WHAT THE EXERCISE ASKS: Search the records for "中国共产党纪律处分条例" and copy each line that holds it.

[start]

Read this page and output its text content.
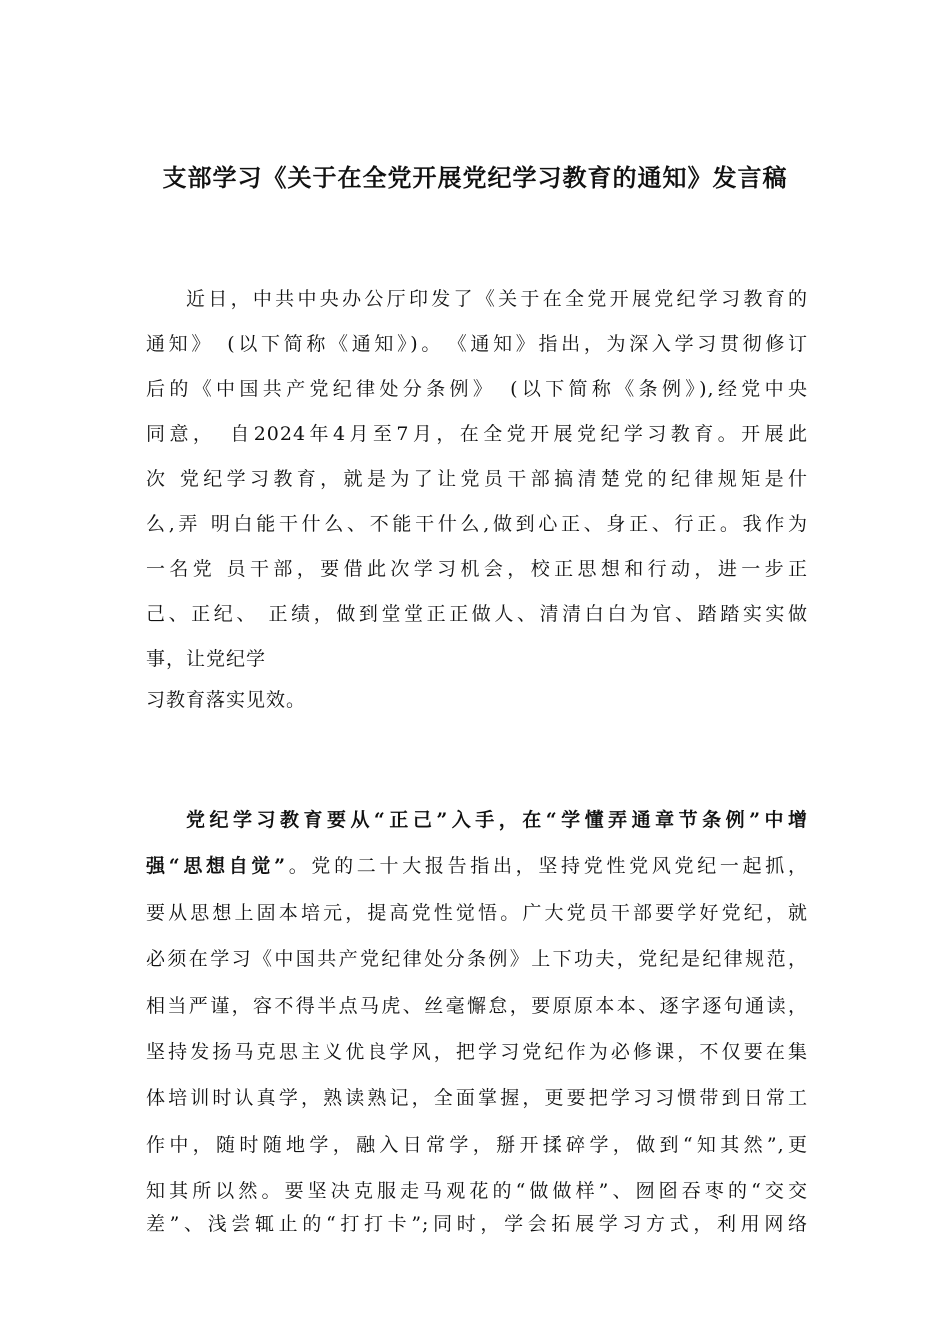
支部学习《关于在全党开展党纪学习教育的通知》发言稿
近日，中共中央办公厅印发了《关于在全党开展党纪学习教育的
通知》　(以下简称《通知》)。　《通知》指出，为深入学习贯彻修订
后的《中国共产党纪律处分条例》　(以下简称《条例》),经党中央
同意，　自2024年4月至7月，在全党开展党纪学习教育。开展此
次 党纪学习教育，就是为了让党员干部搞清楚党的纪律规矩是什
么,弄 明白能干什么、不能干什么,做到心正、身正、行正。我作为
一名党 员干部，要借此次学习机会，校正思想和行动，进一步正
己、正纪、 正绩，做到堂堂正正做人、清清白白为官、踏踏实实做
事，让党纪学
习教育落实见效。
党纪学习教育要从“正己”入手，在“学懂弄通章节条例”中增
强“思想自觉”。党的二十大报告指出，坚持党性党风党纪一起抓，
要从思想上固本培元，提高党性觉悟。广大党员干部要学好党纪，就
必须在学习《中国共产党纪律处分条例》上下功夫，党纪是纪律规范，
相当严谨，容不得半点马虎、丝毫懈怠，要原原本本、逐字逐句通读，
坚持发扬马克思主义优良学风，把学习党纪作为必修课，不仅要在集
体培训时认真学，熟读熟记，全面掌握，更要把学习习惯带到日常工
作中，随时随地学，融入日常学，掰开揉碎学，做到“知其然”,更
知其所以然。要坚决克服走马观花的“做做样”、囫囵吞枣的“交交
差”、浅尝辄止的“打打卡”;同时，学会拓展学习方式，利用网络
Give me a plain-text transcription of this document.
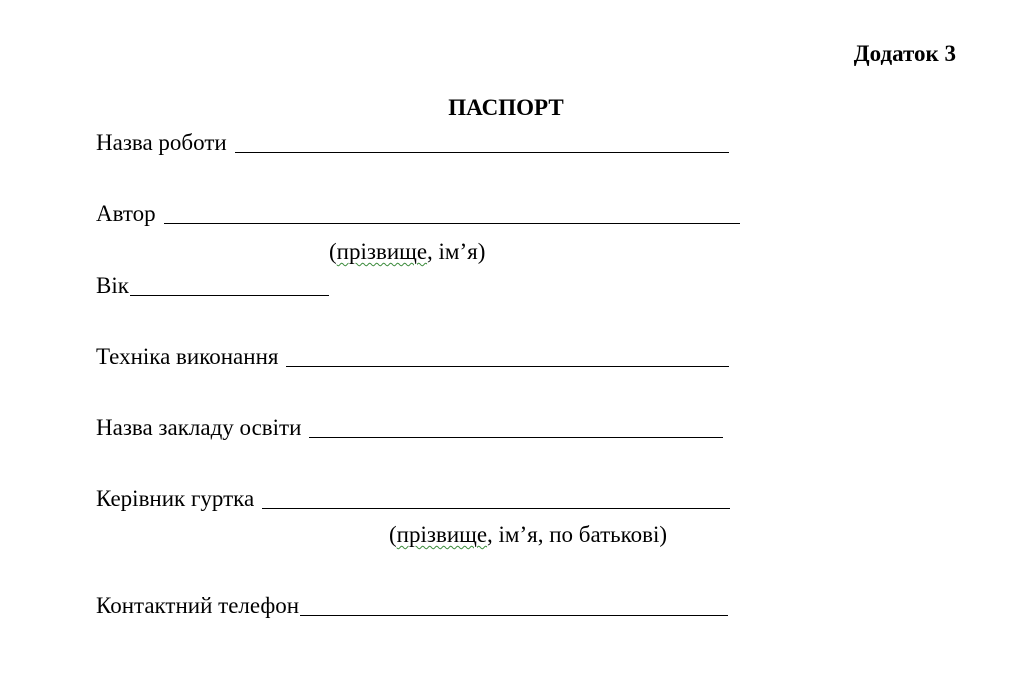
Додаток 3
ПАСПОРТ
Назва роботи
Автор
(прізвище, ім’я)
Вік
Техніка виконання
Назва закладу освіти
Керівник гуртка
(прізвище, ім’я, по батькові)
Контактний телефон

[end]

ANSWER TO THIS PROBLEM:
后的《中国共产党纪律处分条例》　(以下简称《条例》),经党中央
必须在学习《中国共产党纪律处分条例》上下功夫，党纪是纪律规范，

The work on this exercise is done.